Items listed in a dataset
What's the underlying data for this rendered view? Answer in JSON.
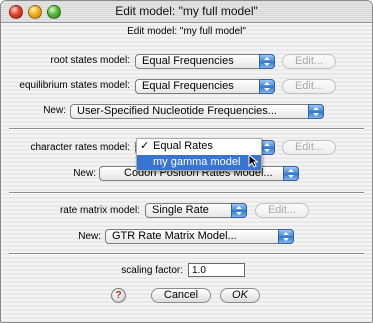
{
  "window": {
    "title": "Edit model: \"my full model\""
  },
  "dialog": {
    "subtitle": "Edit model: \"my full model\""
  },
  "root": {
    "label": "root states model:",
    "value": "Equal Frequencies",
    "edit": "Edit..."
  },
  "equilibrium": {
    "label": "equilibrium states model:",
    "value": "Equal Frequencies",
    "edit": "Edit..."
  },
  "new1": {
    "label": "New:",
    "value": "User-Specified Nucleotide Frequencies..."
  },
  "charrates": {
    "label": "character rates model:",
    "value": "Equal Rates",
    "edit": "Edit..."
  },
  "charrates_menu": {
    "items": [
      "Equal Rates",
      "my gamma model"
    ],
    "selected_index": 0,
    "check": "✓"
  },
  "new2": {
    "label": "New:",
    "value": "Codon Position Rates Model..."
  },
  "ratematrix": {
    "label": "rate matrix model:",
    "value": "Single Rate",
    "edit": "Edit..."
  },
  "new3": {
    "label": "New:",
    "value": "GTR Rate Matrix Model..."
  },
  "scaling": {
    "label": "scaling factor:",
    "value": "1.0"
  },
  "buttons": {
    "help": "?",
    "cancel": "Cancel",
    "ok": "OK"
  },
  "colors": {
    "accent": "#3a74d2",
    "popup_arrow": "#2d74cf"
  }
}
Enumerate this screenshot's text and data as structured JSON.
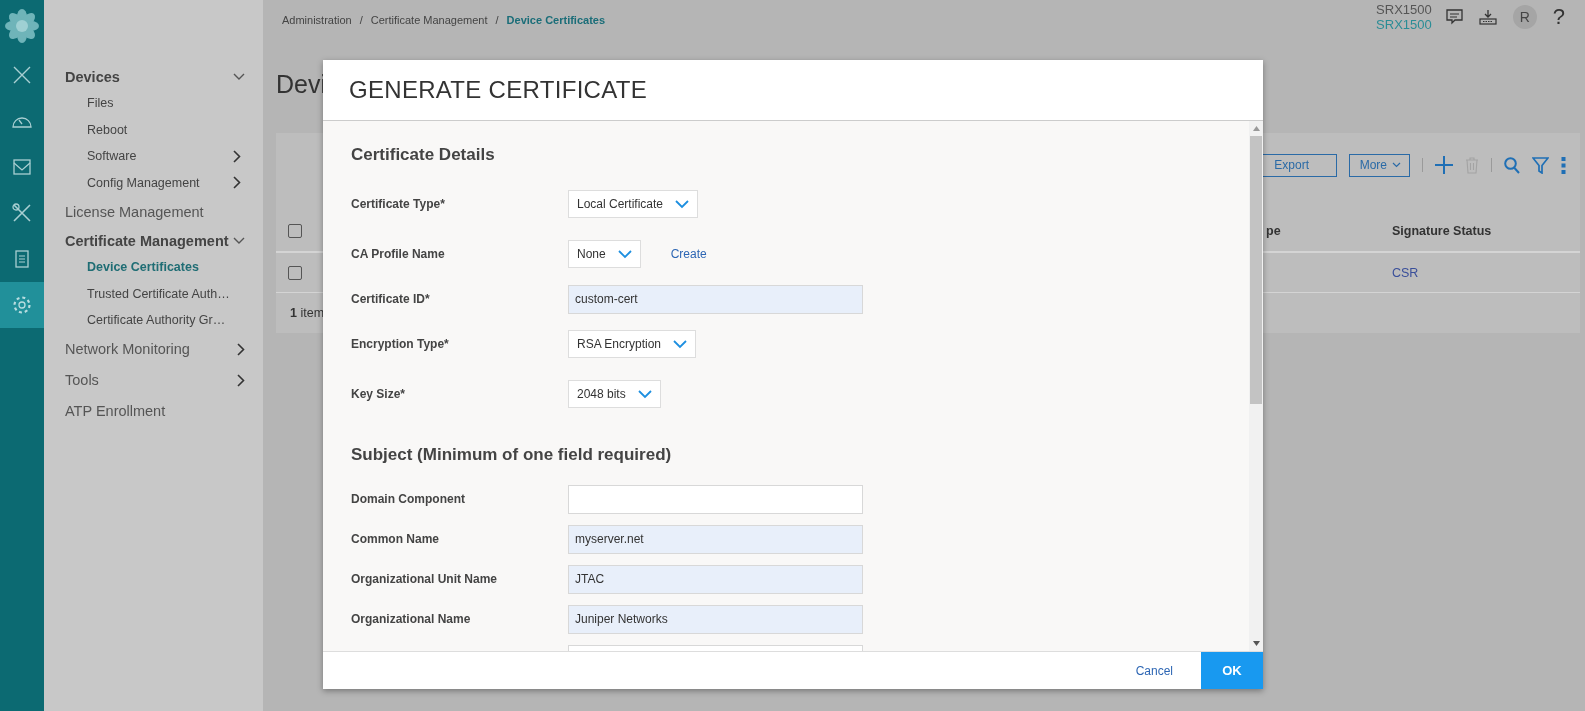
{
  "rail": {
    "items": [
      {
        "selected": false
      },
      {
        "selected": false
      },
      {
        "selected": false
      },
      {
        "selected": false
      },
      {
        "selected": false
      },
      {
        "selected": true
      }
    ]
  },
  "sidebar": {
    "items": [
      {
        "label": "Devices",
        "expanded": true,
        "children": [
          {
            "label": "Files",
            "selected": false
          },
          {
            "label": "Reboot",
            "selected": false
          },
          {
            "label": "Software",
            "selected": false,
            "expanded": false
          },
          {
            "label": "Config Management",
            "selected": false,
            "expanded": false
          }
        ]
      },
      {
        "label": "License Management"
      },
      {
        "label": "Certificate Management",
        "expanded": true,
        "children": [
          {
            "label": "Device Certificates",
            "selected": true
          },
          {
            "label": "Trusted Certificate Auth…",
            "selected": false
          },
          {
            "label": "Certificate Authority Gr…",
            "selected": false
          }
        ]
      },
      {
        "label": "Network Monitoring",
        "expanded": false
      },
      {
        "label": "Tools",
        "expanded": false
      },
      {
        "label": "ATP Enrollment"
      }
    ]
  },
  "breadcrumb": {
    "separator": "/",
    "items": [
      {
        "label": "Administration",
        "selected": false
      },
      {
        "label": "Certificate Management",
        "selected": false
      },
      {
        "label": "Device Certificates",
        "selected": true
      }
    ]
  },
  "header": {
    "device": "SRX1500",
    "device_link": "SRX1500",
    "avatar": "R",
    "help": "?"
  },
  "page": {
    "title": "Devi"
  },
  "table": {
    "toolbar": {
      "buttons": [
        "Export",
        "More"
      ]
    },
    "all_checked": false,
    "columns": [
      "pe",
      "Signature Status"
    ],
    "rows": [
      {
        "checked": false,
        "cells": [
          "",
          "CSR"
        ]
      }
    ],
    "footer": {
      "count": "1",
      "label": "item"
    }
  },
  "dialog": {
    "title": "GENERATE CERTIFICATE",
    "sections": [
      {
        "heading": "Certificate Details",
        "fields": [
          {
            "kind": "select",
            "label": "Certificate Type*",
            "value": "Local Certificate"
          },
          {
            "kind": "select",
            "label": "CA Profile Name",
            "value": "None",
            "link": "Create"
          },
          {
            "kind": "text",
            "label": "Certificate ID*",
            "value": "custom-cert"
          },
          {
            "kind": "select",
            "label": "Encryption Type*",
            "value": "RSA Encryption"
          },
          {
            "kind": "select",
            "label": "Key Size*",
            "value": "2048 bits"
          }
        ]
      },
      {
        "heading": "Subject (Minimum of one field required)",
        "fields": [
          {
            "kind": "text",
            "label": "Domain Component"
          },
          {
            "kind": "text",
            "label": "Common Name",
            "value": "myserver.net"
          },
          {
            "kind": "text",
            "label": "Organizational Unit Name",
            "value": "JTAC"
          },
          {
            "kind": "text",
            "label": "Organizational Name",
            "value": "Juniper Networks"
          },
          {
            "kind": "text"
          }
        ]
      }
    ],
    "buttons": {
      "cancel": "Cancel",
      "ok": "OK"
    }
  }
}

> [Given task]
Copy every line of the data word for word, omitting the images.

> [Reply]
What's the underlying data for this rendered view? Answer in JSON.
{
  "window": {
    "title": "Edit model: \"my full model\""
  },
  "dialog": {
    "subtitle": "Edit model: \"my full model\""
  },
  "root": {
    "label": "root states model:",
    "value": "Equal Frequencies",
    "edit": "Edit..."
  },
  "equilibrium": {
    "label": "equilibrium states model:",
    "value": "Equal Frequencies",
    "edit": "Edit..."
  },
  "new1": {
    "label": "New:",
    "value": "User-Specified Nucleotide Frequencies..."
  },
  "charrates": {
    "label": "character rates model:",
    "value": "Equal Rates",
    "edit": "Edit..."
  },
  "charrates_menu": {
    "items": [
      "Equal Rates",
      "my gamma model"
    ],
    "selected_index": 0,
    "check": "✓"
  },
  "new2": {
    "label": "New:",
    "value": "Codon Position Rates Model..."
  },
  "ratematrix": {
    "label": "rate matrix model:",
    "value": "Single Rate",
    "edit": "Edit..."
  },
  "new3": {
    "label": "New:",
    "value": "GTR Rate Matrix Model..."
  },
  "scaling": {
    "label": "scaling factor:",
    "value": "1.0"
  },
  "buttons": {
    "help": "?",
    "cancel": "Cancel",
    "ok": "OK"
  },
  "colors": {
    "accent": "#3a74d2",
    "popup_arrow": "#2d74cf"
  }
}
Enumerate this screenshot's text and data as structured JSON.
{
  "rail": {
    "items": [
      {
        "selected": false
      },
      {
        "selected": false
      },
      {
        "selected": false
      },
      {
        "selected": false
      },
      {
        "selected": false
      },
      {
        "selected": true
      }
    ]
  },
  "sidebar": {
    "items": [
      {
        "label": "Devices",
        "expanded": true,
        "children": [
          {
            "label": "Files",
            "selected": false
          },
          {
            "label": "Reboot",
            "selected": false
          },
          {
            "label": "Software",
            "selected": false,
            "expanded": false
          },
          {
            "label": "Config Management",
            "selected": false,
            "expanded": false
          }
        ]
      },
      {
        "label": "License Management"
      },
      {
        "label": "Certificate Management",
        "expanded": true,
        "children": [
          {
            "label": "Device Certificates",
            "selected": true
          },
          {
            "label": "Trusted Certificate Auth…",
            "selected": false
          },
          {
            "label": "Certificate Authority Gr…",
            "selected": false
          }
        ]
      },
      {
        "label": "Network Monitoring",
        "expanded": false
      },
      {
        "label": "Tools",
        "expanded": false
      },
      {
        "label": "ATP Enrollment"
      }
    ]
  },
  "breadcrumb": {
    "separator": "/",
    "items": [
      {
        "label": "Administration",
        "selected": false
      },
      {
        "label": "Certificate Management",
        "selected": false
      },
      {
        "label": "Device Certificates",
        "selected": true
      }
    ]
  },
  "header": {
    "device": "SRX1500",
    "device_link": "SRX1500",
    "avatar": "R",
    "help": "?"
  },
  "page": {
    "title": "Devi"
  },
  "table": {
    "toolbar": {
      "buttons": [
        "Export",
        "More"
      ]
    },
    "all_checked": false,
    "columns": [
      "pe",
      "Signature Status"
    ],
    "rows": [
      {
        "checked": false,
        "cells": [
          "",
          "CSR"
        ]
      }
    ],
    "footer": {
      "count": "1",
      "label": "item"
    }
  },
  "dialog": {
    "title": "GENERATE CERTIFICATE",
    "sections": [
      {
        "heading": "Certificate Details",
        "fields": [
          {
            "kind": "select",
            "label": "Certificate Type*",
            "value": "Local Certificate"
          },
          {
            "kind": "select",
            "label": "CA Profile Name",
            "value": "None",
            "link": "Create"
          },
          {
            "kind": "text",
            "label": "Certificate ID*",
            "value": "custom-cert"
          },
          {
            "kind": "select",
            "label": "Encryption Type*",
            "value": "RSA Encryption"
          },
          {
            "kind": "select",
            "label": "Key Size*",
            "value": "2048 bits"
          }
        ]
      },
      {
        "heading": "Subject (Minimum of one field required)",
        "fields": [
          {
            "kind": "text",
            "label": "Domain Component"
          },
          {
            "kind": "text",
            "label": "Common Name",
            "value": "myserver.net"
          },
          {
            "kind": "text",
            "label": "Organizational Unit Name",
            "value": "JTAC"
          },
          {
            "kind": "text",
            "label": "Organizational Name",
            "value": "Juniper Networks"
          },
          {
            "kind": "text"
          }
        ]
      }
    ],
    "buttons": {
      "cancel": "Cancel",
      "ok": "OK"
    }
  }
}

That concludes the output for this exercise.